> _Task directions_:
Skip the pictures and extract all of the lines exactly as written.

> _Provided information_:

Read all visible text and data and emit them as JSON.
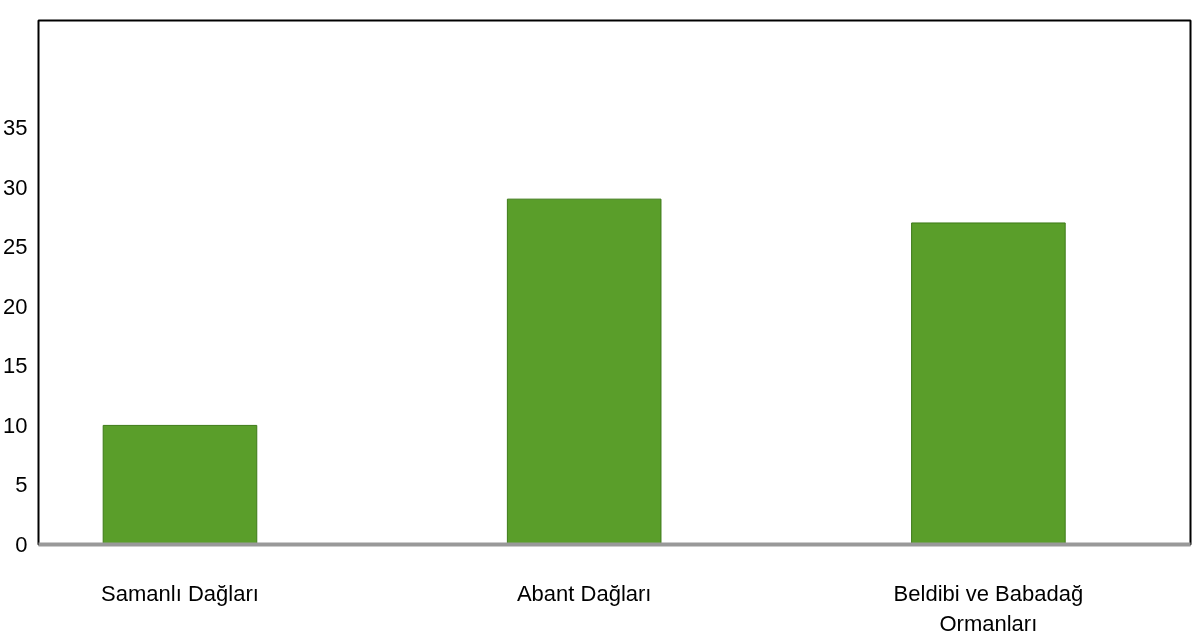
{
  "chart_data": {
    "type": "bar",
    "categories": [
      "Samanlı Dağları",
      "Abant Dağları",
      "Beldibi ve Babadağ Ormanları"
    ],
    "values": [
      10,
      29,
      27
    ],
    "color": "#5a9e2a",
    "ylim": [
      0,
      44
    ],
    "yticks": [
      0,
      5,
      10,
      15,
      20,
      25,
      30,
      35
    ],
    "grid": false
  }
}
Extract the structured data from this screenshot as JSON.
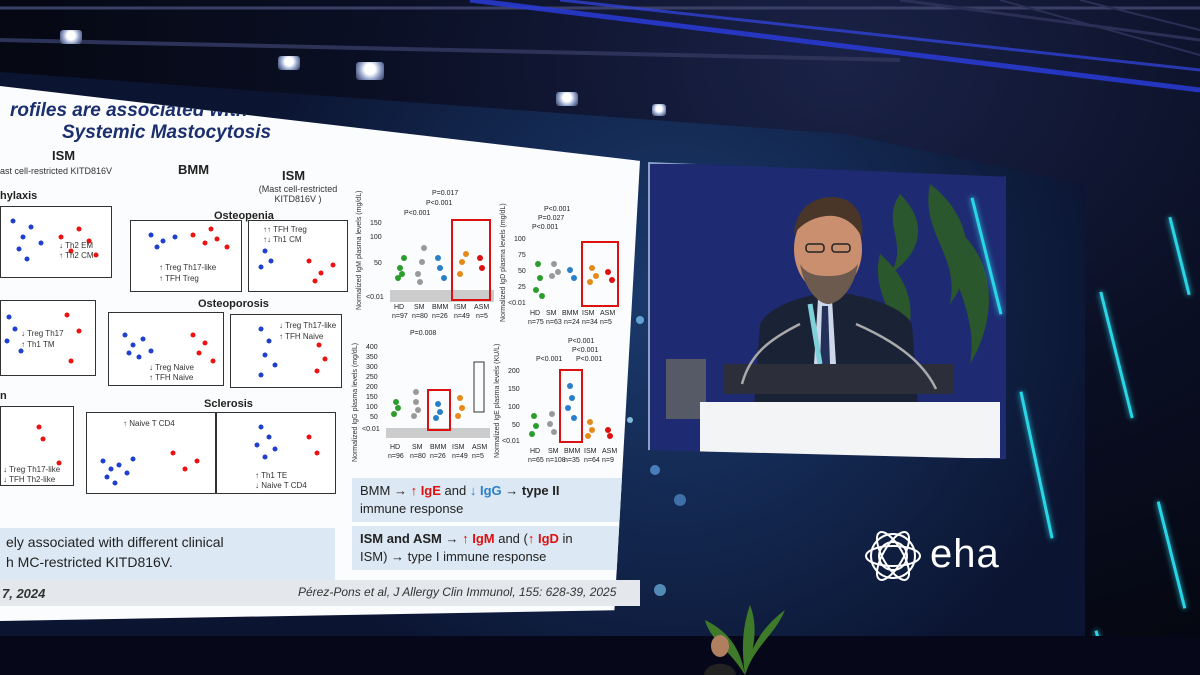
{
  "slide": {
    "title_line1": "rofiles are associated with the clinical manifestations of",
    "title_line2": "Systemic Mastocytosis",
    "columns": {
      "ism_left": "ISM",
      "ism_left_sub": "ast cell-restricted KITD816V",
      "bmm": "BMM",
      "ism_right": "ISM",
      "ism_right_sub": "(Mast cell-restricted KITD816V )"
    },
    "rows": {
      "row1": "hylaxis",
      "row2": "Osteopenia",
      "row3": "Osteoporosis",
      "row4": "n",
      "row5": "Sclerosis"
    },
    "panel_labels": {
      "p1a": "↓ Th2 EM",
      "p1b": "↑ Th2 CM",
      "p2a": "↑ Treg Th17-like",
      "p2b": "↑ TFH Treg",
      "p3a": "↑↑ TFH Treg",
      "p3b": "↑↓ Th1 CM",
      "p4a": "↓ Treg Th17",
      "p4b": "↑ Th1 TM",
      "p5a": "↓ Treg Naive",
      "p5b": "↑ TFH Naive",
      "p6a": "↓ Treg Th17-like",
      "p6b": "↑ TFH Naive",
      "p7a": "↓ Treg Th17-like",
      "p7b": "↓ TFH Th2-like",
      "p8a": "↑ Naive T CD4",
      "p9a": "↑ Th1 TE",
      "p9b": "↓ Naive T CD4"
    },
    "plots": {
      "igm": {
        "ylabel": "Normalized IgM plasma levels (mg/dL)",
        "pvals": [
          "P=0.017",
          "P<0.001",
          "P<0.001"
        ],
        "groups": [
          "HD",
          "SM",
          "BMM",
          "ISM",
          "ASM"
        ],
        "ns": [
          "n=97",
          "n=80",
          "n=26",
          "n=49",
          "n=5"
        ],
        "yticks": [
          "150",
          "100",
          "50",
          "<0.01"
        ]
      },
      "igd": {
        "ylabel": "Normalized IgD plasma levels (mg/dL)",
        "pvals": [
          "P<0.001",
          "P=0.027",
          "P<0.001"
        ],
        "groups": [
          "HD",
          "SM",
          "BMM",
          "ISM",
          "ASM"
        ],
        "ns": [
          "n=75",
          "n=63",
          "n=24",
          "n=34",
          "n=5"
        ],
        "yticks": [
          "100",
          "75",
          "50",
          "25",
          "<0.01"
        ]
      },
      "igg": {
        "ylabel": "Normalized IgG plasma levels (mg/dL)",
        "pvals": [
          "P=0.008"
        ],
        "groups": [
          "HD",
          "SM",
          "BMM",
          "ISM",
          "ASM"
        ],
        "ns": [
          "n=96",
          "n=80",
          "n=26",
          "n=49",
          "n=5"
        ],
        "yticks": [
          "400",
          "350",
          "300",
          "250",
          "200",
          "150",
          "100",
          "50",
          "<0.01"
        ]
      },
      "ige": {
        "ylabel": "Normalized IgE plasma levels (KU/L)",
        "pvals": [
          "P<0.001",
          "P<0.001",
          "P<0.001",
          "P<0.001"
        ],
        "groups": [
          "HD",
          "SM",
          "BMM",
          "ISM",
          "ASM"
        ],
        "ns": [
          "n=65",
          "n=108",
          "n=35",
          "n=64",
          "n=9"
        ],
        "yticks": [
          "200",
          "150",
          "100",
          "50",
          "<0.01"
        ]
      }
    },
    "summary": {
      "line1_prefix": "BMM →",
      "line1_ige": "↑ IgE",
      "line1_and": "and",
      "line1_igg": "↓ IgG",
      "line1_suffix": "→ type II",
      "line1_tail": "immune response",
      "line2_prefix": "ISM and ASM →",
      "line2_igm": "↑ IgM",
      "line2_and": "and (",
      "line2_igd": "↑ IgD",
      "line2_in": "in",
      "line2_tail": "ISM) → type I immune response"
    },
    "left_note_line1": "ely associated with different clinical",
    "left_note_line2": "h MC-restricted KITD816V.",
    "cite_left": "7, 2024",
    "cite_right": "Pérez-Pons et al, J Allergy Clin Immunol, 155: 628-39, 2025"
  },
  "branding": {
    "logo_text": "eha"
  },
  "colors": {
    "accent_cyan": "#29d5e6",
    "title_navy": "#1b2f6e",
    "highlight_red": "#d11111",
    "highlight_blue": "#2a7fc9"
  }
}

> _Result for this task_:
Read all visible text and data and emit them as JSON.
{
  "chart_data": {
    "type": "bar",
    "categories": [
      "Samanlı Dağları",
      "Abant Dağları",
      "Beldibi ve Babadağ Ormanları"
    ],
    "values": [
      10,
      29,
      27
    ],
    "color": "#5a9e2a",
    "ylim": [
      0,
      44
    ],
    "yticks": [
      0,
      5,
      10,
      15,
      20,
      25,
      30,
      35
    ],
    "grid": false
  }
}
Extract the structured data from this screenshot as JSON.
{
  "slide": {
    "title_line1": "rofiles are associated with the clinical manifestations of",
    "title_line2": "Systemic Mastocytosis",
    "columns": {
      "ism_left": "ISM",
      "ism_left_sub": "ast cell-restricted KITD816V",
      "bmm": "BMM",
      "ism_right": "ISM",
      "ism_right_sub": "(Mast cell-restricted KITD816V )"
    },
    "rows": {
      "row1": "hylaxis",
      "row2": "Osteopenia",
      "row3": "Osteoporosis",
      "row4": "n",
      "row5": "Sclerosis"
    },
    "panel_labels": {
      "p1a": "↓ Th2 EM",
      "p1b": "↑ Th2 CM",
      "p2a": "↑ Treg Th17-like",
      "p2b": "↑ TFH Treg",
      "p3a": "↑↑ TFH Treg",
      "p3b": "↑↓ Th1 CM",
      "p4a": "↓ Treg Th17",
      "p4b": "↑ Th1 TM",
      "p5a": "↓ Treg Naive",
      "p5b": "↑ TFH Naive",
      "p6a": "↓ Treg Th17-like",
      "p6b": "↑ TFH Naive",
      "p7a": "↓ Treg Th17-like",
      "p7b": "↓ TFH Th2-like",
      "p8a": "↑ Naive T CD4",
      "p9a": "↑ Th1 TE",
      "p9b": "↓ Naive T CD4"
    },
    "plots": {
      "igm": {
        "ylabel": "Normalized IgM plasma levels (mg/dL)",
        "pvals": [
          "P=0.017",
          "P<0.001",
          "P<0.001"
        ],
        "groups": [
          "HD",
          "SM",
          "BMM",
          "ISM",
          "ASM"
        ],
        "ns": [
          "n=97",
          "n=80",
          "n=26",
          "n=49",
          "n=5"
        ],
        "yticks": [
          "150",
          "100",
          "50",
          "<0.01"
        ]
      },
      "igd": {
        "ylabel": "Normalized IgD plasma levels (mg/dL)",
        "pvals": [
          "P<0.001",
          "P=0.027",
          "P<0.001"
        ],
        "groups": [
          "HD",
          "SM",
          "BMM",
          "ISM",
          "ASM"
        ],
        "ns": [
          "n=75",
          "n=63",
          "n=24",
          "n=34",
          "n=5"
        ],
        "yticks": [
          "100",
          "75",
          "50",
          "25",
          "<0.01"
        ]
      },
      "igg": {
        "ylabel": "Normalized IgG plasma levels (mg/dL)",
        "pvals": [
          "P=0.008"
        ],
        "groups": [
          "HD",
          "SM",
          "BMM",
          "ISM",
          "ASM"
        ],
        "ns": [
          "n=96",
          "n=80",
          "n=26",
          "n=49",
          "n=5"
        ],
        "yticks": [
          "400",
          "350",
          "300",
          "250",
          "200",
          "150",
          "100",
          "50",
          "<0.01"
        ]
      },
      "ige": {
        "ylabel": "Normalized IgE plasma levels (KU/L)",
        "pvals": [
          "P<0.001",
          "P<0.001",
          "P<0.001",
          "P<0.001"
        ],
        "groups": [
          "HD",
          "SM",
          "BMM",
          "ISM",
          "ASM"
        ],
        "ns": [
          "n=65",
          "n=108",
          "n=35",
          "n=64",
          "n=9"
        ],
        "yticks": [
          "200",
          "150",
          "100",
          "50",
          "<0.01"
        ]
      }
    },
    "summary": {
      "line1_prefix": "BMM →",
      "line1_ige": "↑ IgE",
      "line1_and": "and",
      "line1_igg": "↓ IgG",
      "line1_suffix": "→ type II",
      "line1_tail": "immune response",
      "line2_prefix": "ISM and ASM →",
      "line2_igm": "↑ IgM",
      "line2_and": "and (",
      "line2_igd": "↑ IgD",
      "line2_in": "in",
      "line2_tail": "ISM) → type I immune response"
    },
    "left_note_line1": "ely associated with different clinical",
    "left_note_line2": "h MC-restricted KITD816V.",
    "cite_left": "7, 2024",
    "cite_right": "Pérez-Pons et al, J Allergy Clin Immunol, 155: 628-39, 2025"
  },
  "branding": {
    "logo_text": "eha"
  },
  "colors": {
    "accent_cyan": "#29d5e6",
    "title_navy": "#1b2f6e",
    "highlight_red": "#d11111",
    "highlight_blue": "#2a7fc9"
  }
}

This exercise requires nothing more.